REQUIRED WORK — The exercise asks for every line of the data to be reproduced exactly.

DATA ROWS —
-=-=-

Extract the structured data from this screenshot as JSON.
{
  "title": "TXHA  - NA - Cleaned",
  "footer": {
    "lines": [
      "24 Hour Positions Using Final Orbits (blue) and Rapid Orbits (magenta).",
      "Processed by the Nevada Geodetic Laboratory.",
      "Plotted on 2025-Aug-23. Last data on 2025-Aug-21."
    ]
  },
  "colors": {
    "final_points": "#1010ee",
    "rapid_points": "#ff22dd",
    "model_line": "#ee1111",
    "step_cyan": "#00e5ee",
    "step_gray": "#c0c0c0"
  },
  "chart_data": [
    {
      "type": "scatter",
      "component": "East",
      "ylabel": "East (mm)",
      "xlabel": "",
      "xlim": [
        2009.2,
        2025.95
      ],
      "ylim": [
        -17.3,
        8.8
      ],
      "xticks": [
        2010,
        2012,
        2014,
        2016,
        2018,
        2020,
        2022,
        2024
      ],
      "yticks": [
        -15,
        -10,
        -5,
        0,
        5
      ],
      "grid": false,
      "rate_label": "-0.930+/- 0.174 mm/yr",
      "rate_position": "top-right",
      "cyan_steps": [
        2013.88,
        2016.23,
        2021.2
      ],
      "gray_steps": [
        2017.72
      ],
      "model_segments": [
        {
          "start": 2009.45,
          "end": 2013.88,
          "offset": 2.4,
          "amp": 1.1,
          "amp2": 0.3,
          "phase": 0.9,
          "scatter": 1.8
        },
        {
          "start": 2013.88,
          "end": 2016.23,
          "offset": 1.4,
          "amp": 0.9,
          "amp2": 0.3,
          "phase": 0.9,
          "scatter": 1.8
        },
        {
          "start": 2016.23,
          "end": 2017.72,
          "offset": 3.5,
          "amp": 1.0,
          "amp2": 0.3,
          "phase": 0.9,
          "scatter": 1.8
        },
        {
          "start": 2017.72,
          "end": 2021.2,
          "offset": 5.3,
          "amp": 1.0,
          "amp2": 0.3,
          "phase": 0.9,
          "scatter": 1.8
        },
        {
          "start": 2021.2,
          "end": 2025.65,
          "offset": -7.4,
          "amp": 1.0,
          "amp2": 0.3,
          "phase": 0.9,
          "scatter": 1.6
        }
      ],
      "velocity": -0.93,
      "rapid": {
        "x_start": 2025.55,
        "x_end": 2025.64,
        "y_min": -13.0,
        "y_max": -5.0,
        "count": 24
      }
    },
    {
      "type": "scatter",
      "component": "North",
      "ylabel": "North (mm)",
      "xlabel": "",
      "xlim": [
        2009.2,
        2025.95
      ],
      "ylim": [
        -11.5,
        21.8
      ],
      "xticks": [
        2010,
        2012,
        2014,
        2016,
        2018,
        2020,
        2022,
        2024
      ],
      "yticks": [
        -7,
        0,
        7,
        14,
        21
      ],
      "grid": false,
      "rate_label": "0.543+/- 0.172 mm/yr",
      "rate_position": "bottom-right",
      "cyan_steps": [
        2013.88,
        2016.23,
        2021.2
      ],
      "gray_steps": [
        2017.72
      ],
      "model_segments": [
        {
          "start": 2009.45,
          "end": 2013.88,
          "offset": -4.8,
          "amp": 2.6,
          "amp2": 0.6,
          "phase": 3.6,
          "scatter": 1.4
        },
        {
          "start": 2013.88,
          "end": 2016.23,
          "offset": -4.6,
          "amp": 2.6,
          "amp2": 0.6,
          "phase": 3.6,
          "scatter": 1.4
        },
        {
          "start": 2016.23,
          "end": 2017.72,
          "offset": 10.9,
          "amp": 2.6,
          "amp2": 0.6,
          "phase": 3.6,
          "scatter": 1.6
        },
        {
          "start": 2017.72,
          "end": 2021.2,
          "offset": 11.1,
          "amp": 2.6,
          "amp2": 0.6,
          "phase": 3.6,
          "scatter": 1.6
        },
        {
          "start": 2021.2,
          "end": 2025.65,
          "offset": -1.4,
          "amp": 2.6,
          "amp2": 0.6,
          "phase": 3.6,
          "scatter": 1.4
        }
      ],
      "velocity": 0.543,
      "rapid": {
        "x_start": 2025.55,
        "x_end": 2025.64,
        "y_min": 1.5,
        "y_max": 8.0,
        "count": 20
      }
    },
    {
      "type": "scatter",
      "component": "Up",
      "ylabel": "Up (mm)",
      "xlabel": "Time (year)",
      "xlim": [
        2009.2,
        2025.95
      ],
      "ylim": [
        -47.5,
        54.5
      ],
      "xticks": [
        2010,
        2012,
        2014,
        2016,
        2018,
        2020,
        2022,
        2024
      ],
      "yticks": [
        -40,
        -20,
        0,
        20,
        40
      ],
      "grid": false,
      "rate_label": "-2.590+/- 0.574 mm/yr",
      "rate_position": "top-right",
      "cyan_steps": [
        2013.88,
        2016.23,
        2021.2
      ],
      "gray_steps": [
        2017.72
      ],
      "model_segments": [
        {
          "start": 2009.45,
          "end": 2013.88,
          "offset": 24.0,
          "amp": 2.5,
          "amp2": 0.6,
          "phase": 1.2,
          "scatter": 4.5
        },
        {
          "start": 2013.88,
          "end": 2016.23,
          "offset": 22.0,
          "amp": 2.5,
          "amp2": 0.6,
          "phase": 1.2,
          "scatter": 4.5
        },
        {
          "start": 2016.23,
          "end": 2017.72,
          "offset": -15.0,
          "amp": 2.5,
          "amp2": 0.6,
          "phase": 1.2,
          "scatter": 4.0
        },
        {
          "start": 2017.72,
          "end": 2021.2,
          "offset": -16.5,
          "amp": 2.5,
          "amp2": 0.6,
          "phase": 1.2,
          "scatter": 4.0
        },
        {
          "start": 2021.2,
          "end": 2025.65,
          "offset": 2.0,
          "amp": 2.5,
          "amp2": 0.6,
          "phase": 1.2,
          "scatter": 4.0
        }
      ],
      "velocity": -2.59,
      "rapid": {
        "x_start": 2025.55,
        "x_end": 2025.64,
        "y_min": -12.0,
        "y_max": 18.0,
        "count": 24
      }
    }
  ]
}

-=-=-

SOLUTION TO THIS TASK —
Extract the structured data from this screenshot as JSON.
{
  "title": "TXHA  - NA - Cleaned",
  "footer": {
    "lines": [
      "24 Hour Positions Using Final Orbits (blue) and Rapid Orbits (magenta).",
      "Processed by the Nevada Geodetic Laboratory.",
      "Plotted on 2025-Aug-23. Last data on 2025-Aug-21."
    ]
  },
  "colors": {
    "final_points": "#1010ee",
    "rapid_points": "#ff22dd",
    "model_line": "#ee1111",
    "step_cyan": "#00e5ee",
    "step_gray": "#c0c0c0"
  },
  "chart_data": [
    {
      "type": "scatter",
      "component": "East",
      "ylabel": "East (mm)",
      "xlabel": "",
      "xlim": [
        2009.2,
        2025.95
      ],
      "ylim": [
        -17.3,
        8.8
      ],
      "xticks": [
        2010,
        2012,
        2014,
        2016,
        2018,
        2020,
        2022,
        2024
      ],
      "yticks": [
        -15,
        -10,
        -5,
        0,
        5
      ],
      "grid": false,
      "rate_label": "-0.930+/- 0.174 mm/yr",
      "rate_position": "top-right",
      "cyan_steps": [
        2013.88,
        2016.23,
        2021.2
      ],
      "gray_steps": [
        2017.72
      ],
      "model_segments": [
        {
          "start": 2009.45,
          "end": 2013.88,
          "offset": 2.4,
          "amp": 1.1,
          "amp2": 0.3,
          "phase": 0.9,
          "scatter": 1.8
        },
        {
          "start": 2013.88,
          "end": 2016.23,
          "offset": 1.4,
          "amp": 0.9,
          "amp2": 0.3,
          "phase": 0.9,
          "scatter": 1.8
        },
        {
          "start": 2016.23,
          "end": 2017.72,
          "offset": 3.5,
          "amp": 1.0,
          "amp2": 0.3,
          "phase": 0.9,
          "scatter": 1.8
        },
        {
          "start": 2017.72,
          "end": 2021.2,
          "offset": 5.3,
          "amp": 1.0,
          "amp2": 0.3,
          "phase": 0.9,
          "scatter": 1.8
        },
        {
          "start": 2021.2,
          "end": 2025.65,
          "offset": -7.4,
          "amp": 1.0,
          "amp2": 0.3,
          "phase": 0.9,
          "scatter": 1.6
        }
      ],
      "velocity": -0.93,
      "rapid": {
        "x_start": 2025.55,
        "x_end": 2025.64,
        "y_min": -13.0,
        "y_max": -5.0,
        "count": 24
      }
    },
    {
      "type": "scatter",
      "component": "North",
      "ylabel": "North (mm)",
      "xlabel": "",
      "xlim": [
        2009.2,
        2025.95
      ],
      "ylim": [
        -11.5,
        21.8
      ],
      "xticks": [
        2010,
        2012,
        2014,
        2016,
        2018,
        2020,
        2022,
        2024
      ],
      "yticks": [
        -7,
        0,
        7,
        14,
        21
      ],
      "grid": false,
      "rate_label": "0.543+/- 0.172 mm/yr",
      "rate_position": "bottom-right",
      "cyan_steps": [
        2013.88,
        2016.23,
        2021.2
      ],
      "gray_steps": [
        2017.72
      ],
      "model_segments": [
        {
          "start": 2009.45,
          "end": 2013.88,
          "offset": -4.8,
          "amp": 2.6,
          "amp2": 0.6,
          "phase": 3.6,
          "scatter": 1.4
        },
        {
          "start": 2013.88,
          "end": 2016.23,
          "offset": -4.6,
          "amp": 2.6,
          "amp2": 0.6,
          "phase": 3.6,
          "scatter": 1.4
        },
        {
          "start": 2016.23,
          "end": 2017.72,
          "offset": 10.9,
          "amp": 2.6,
          "amp2": 0.6,
          "phase": 3.6,
          "scatter": 1.6
        },
        {
          "start": 2017.72,
          "end": 2021.2,
          "offset": 11.1,
          "amp": 2.6,
          "amp2": 0.6,
          "phase": 3.6,
          "scatter": 1.6
        },
        {
          "start": 2021.2,
          "end": 2025.65,
          "offset": -1.4,
          "amp": 2.6,
          "amp2": 0.6,
          "phase": 3.6,
          "scatter": 1.4
        }
      ],
      "velocity": 0.543,
      "rapid": {
        "x_start": 2025.55,
        "x_end": 2025.64,
        "y_min": 1.5,
        "y_max": 8.0,
        "count": 20
      }
    },
    {
      "type": "scatter",
      "component": "Up",
      "ylabel": "Up (mm)",
      "xlabel": "Time (year)",
      "xlim": [
        2009.2,
        2025.95
      ],
      "ylim": [
        -47.5,
        54.5
      ],
      "xticks": [
        2010,
        2012,
        2014,
        2016,
        2018,
        2020,
        2022,
        2024
      ],
      "yticks": [
        -40,
        -20,
        0,
        20,
        40
      ],
      "grid": false,
      "rate_label": "-2.590+/- 0.574 mm/yr",
      "rate_position": "top-right",
      "cyan_steps": [
        2013.88,
        2016.23,
        2021.2
      ],
      "gray_steps": [
        2017.72
      ],
      "model_segments": [
        {
          "start": 2009.45,
          "end": 2013.88,
          "offset": 24.0,
          "amp": 2.5,
          "amp2": 0.6,
          "phase": 1.2,
          "scatter": 4.5
        },
        {
          "start": 2013.88,
          "end": 2016.23,
          "offset": 22.0,
          "amp": 2.5,
          "amp2": 0.6,
          "phase": 1.2,
          "scatter": 4.5
        },
        {
          "start": 2016.23,
          "end": 2017.72,
          "offset": -15.0,
          "amp": 2.5,
          "amp2": 0.6,
          "phase": 1.2,
          "scatter": 4.0
        },
        {
          "start": 2017.72,
          "end": 2021.2,
          "offset": -16.5,
          "amp": 2.5,
          "amp2": 0.6,
          "phase": 1.2,
          "scatter": 4.0
        },
        {
          "start": 2021.2,
          "end": 2025.65,
          "offset": 2.0,
          "amp": 2.5,
          "amp2": 0.6,
          "phase": 1.2,
          "scatter": 4.0
        }
      ],
      "velocity": -2.59,
      "rapid": {
        "x_start": 2025.55,
        "x_end": 2025.64,
        "y_min": -12.0,
        "y_max": 18.0,
        "count": 24
      }
    }
  ]
}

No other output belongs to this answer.